• GIVEN PROBLEM:
Work through the material below and count the lines holding the word "Fällen"; give that count and nothing more.

[START MATERIAL]

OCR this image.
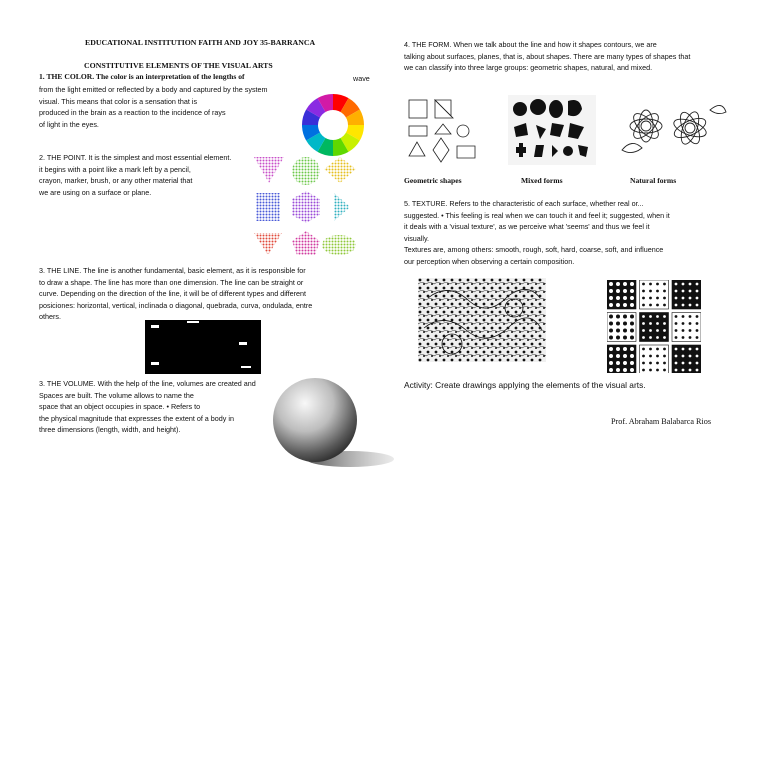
EDUCATIONAL INSTITUTION FAITH AND JOY 35-BARRANCA
CONSTITUTIVE ELEMENTS OF THE VISUAL ARTS
1. THE COLOR. The color is an interpretation of the lengths of	wave
from the light emitted or reflected by a body and captured by the system
visual. This means that color is a sensation that is
produced in the brain as a reaction to the incidence of rays
of light in the eyes.
2. THE POINT. It is the simplest and most essential element.
it begins with a point like a mark left by a pencil,
crayon, marker, brush, or any other material that
we are using on a surface or plane.
3. THE LINE. The line is another fundamental, basic element, as it is responsible for
to draw a shape. The line has more than one dimension. The line can be straight or
curve. Depending on the direction of the line, it will be of different types and different
posiciones: horizontal, vertical, inclinada o diagonal, quebrada, curva, ondulada, entre
others.
3. THE VOLUME. With the help of the line, volumes are created and
Spaces are built. The volume allows to name the
space that an object occupies in space. • Refers to
the physical magnitude that expresses the extent of a body in
three dimensions (length, width, and height).
4. THE FORM. When we talk about the line and how it shapes contours, we are
talking about surfaces, planes, that is, about shapes. There are many types of shapes that
we can classify into three large groups: geometric shapes, natural, and mixed.
Geometric shapes	Mixed forms	Natural forms
5. TEXTURE. Refers to the characteristic of each surface, whether real or...
suggested. • This feeling is real when we can touch it and feel it; suggested, when it
it deals with a 'visual texture', as we perceive what 'seems' and thus we feel it
visually.
Textures are, among others: smooth, rough, soft, hard, coarse, soft, and influence
our perception when observing a certain composition.
Activity: Create drawings applying the elements of the visual arts.
Prof. Abraham Balabarca Rios
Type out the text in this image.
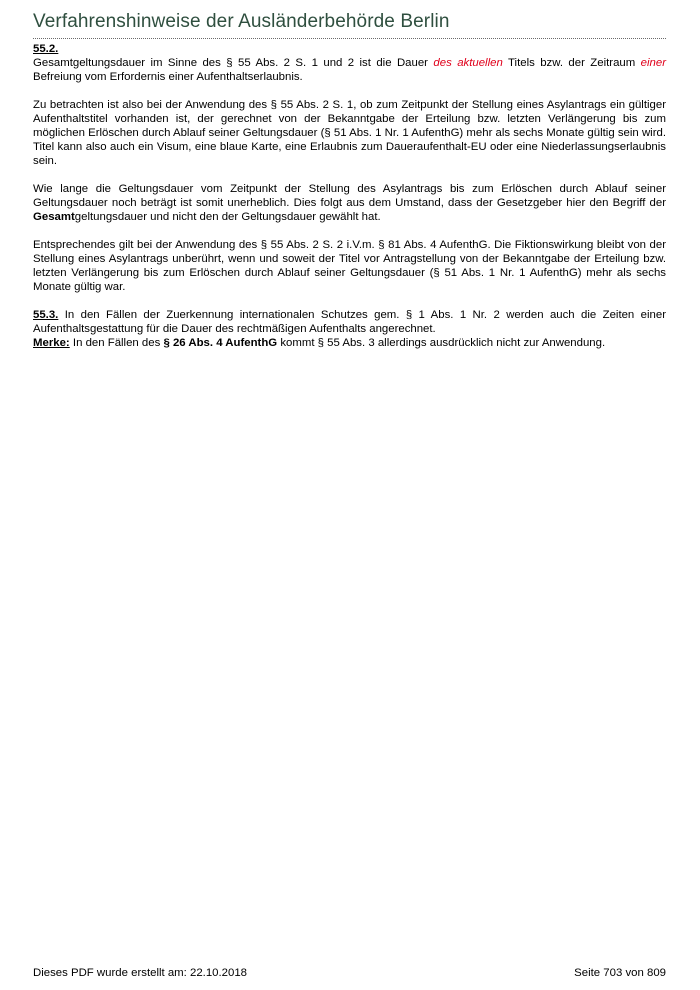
Verfahrenshinweise der Ausländerbehörde Berlin

55.2.
Gesamtgeltungsdauer im Sinne des § 55 Abs. 2 S. 1 und 2 ist die Dauer des aktuellen Titels bzw. der Zeitraum einer Befreiung vom Erfordernis einer Aufenthaltserlaubnis.

Zu betrachten ist also bei der Anwendung des § 55 Abs. 2 S. 1, ob zum Zeitpunkt der Stellung eines Asylantrags ein gültiger Aufenthaltstitel vorhanden ist, der gerechnet von der Bekanntgabe der Erteilung bzw. letzten Verlängerung bis zum möglichen Erlöschen durch Ablauf seiner Geltungsdauer (§ 51 Abs. 1 Nr. 1 AufenthG) mehr als sechs Monate gültig sein wird. Titel kann also auch ein Visum, eine blaue Karte, eine Erlaubnis zum Daueraufenthalt-EU oder eine Niederlassungserlaubnis sein.

Wie lange die Geltungsdauer vom Zeitpunkt der Stellung des Asylantrags bis zum Erlöschen durch Ablauf seiner Geltungsdauer noch beträgt ist somit unerheblich. Dies folgt aus dem Umstand, dass der Gesetzgeber hier den Begriff der Gesamtgeltungsdauer und nicht den der Geltungsdauer gewählt hat.

Entsprechendes gilt bei der Anwendung des § 55 Abs. 2 S. 2 i.V.m. § 81 Abs. 4 AufenthG. Die Fiktionswirkung bleibt von der Stellung eines Asylantrags unberührt, wenn und soweit der Titel vor Antragstellung von der Bekanntgabe der Erteilung bzw. letzten Verlängerung bis zum Erlöschen durch Ablauf seiner Geltungsdauer (§ 51 Abs. 1 Nr. 1 AufenthG) mehr als sechs Monate gültig war.

55.3. In den Fällen der Zuerkennung internationalen Schutzes gem. § 1 Abs. 1 Nr. 2 werden auch die Zeiten einer Aufenthaltsgestattung für die Dauer des rechtmäßigen Aufenthalts angerechnet.
Merke: In den Fällen des § 26 Abs. 4 AufenthG kommt § 55 Abs. 3 allerdings ausdrücklich nicht zur Anwendung.

Dieses PDF wurde erstellt am: 22.10.2018	Seite 703 von 809
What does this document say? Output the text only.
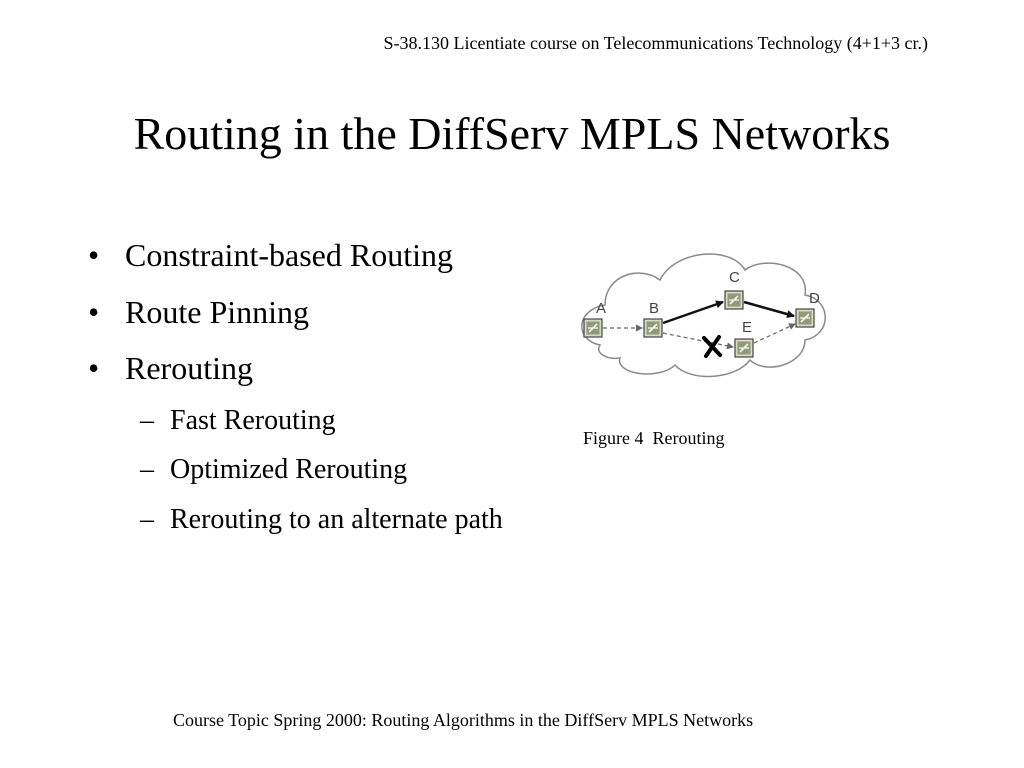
S-38.130 Licentiate course on Telecommunications Technology (4+1+3 cr.)
Routing in the DiffServ MPLS Networks
• Constraint-based Routing
• Route Pinning
• Rerouting
– Fast Rerouting
– Optimized Rerouting
– Rerouting to an alternate path
A	B
C
D
E
Figure 4  Rerouting
Course Topic Spring 2000: Routing Algorithms in the DiffServ MPLS Networks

[END MATERIAL]

• TASK OUTPUT:
2